▶ **Objective**: Pick out every line holding the string "values" and copy it.

▶ **Material to process**:
((

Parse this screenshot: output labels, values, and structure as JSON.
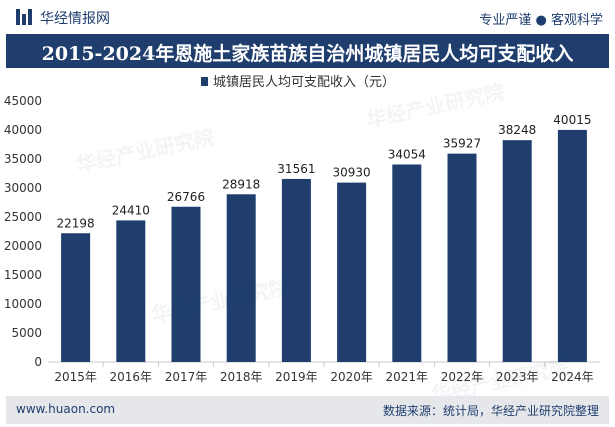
{
  "header": {
    "brand": "华经情报网",
    "tagline": "专业严谨 ● 客观科学"
  },
  "footer": {
    "website": "www.huaon.com",
    "source": "数据来源：统计局，华经产业研究院整理"
  },
  "watermark": "华经产业研究院",
  "colors": {
    "bar": "#1f3e6e",
    "title_bg": "#1f3e6e",
    "footer_bg": "#e6e7ea"
  },
  "chart_data": {
    "type": "bar",
    "title": "2015-2024年恩施土家族苗族自治州城镇居民人均可支配收入",
    "categories": [
      "2015年",
      "2016年",
      "2017年",
      "2018年",
      "2019年",
      "2020年",
      "2021年",
      "2022年",
      "2023年",
      "2024年"
    ],
    "series": [
      {
        "name": "城镇居民人均可支配收入（元）",
        "values": [
          22198,
          24410,
          26766,
          28918,
          31561,
          30930,
          34054,
          35927,
          38248,
          40015
        ]
      }
    ],
    "ylim": [
      0,
      45000
    ],
    "yticks": [
      0,
      5000,
      10000,
      15000,
      20000,
      25000,
      30000,
      35000,
      40000,
      45000
    ],
    "grid": false,
    "legend_position": "top-center",
    "data_labels": true
  }
}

))

▶ **Finished task**:
Parse this screenshot: output labels, values, and structure as JSON.
        "values": [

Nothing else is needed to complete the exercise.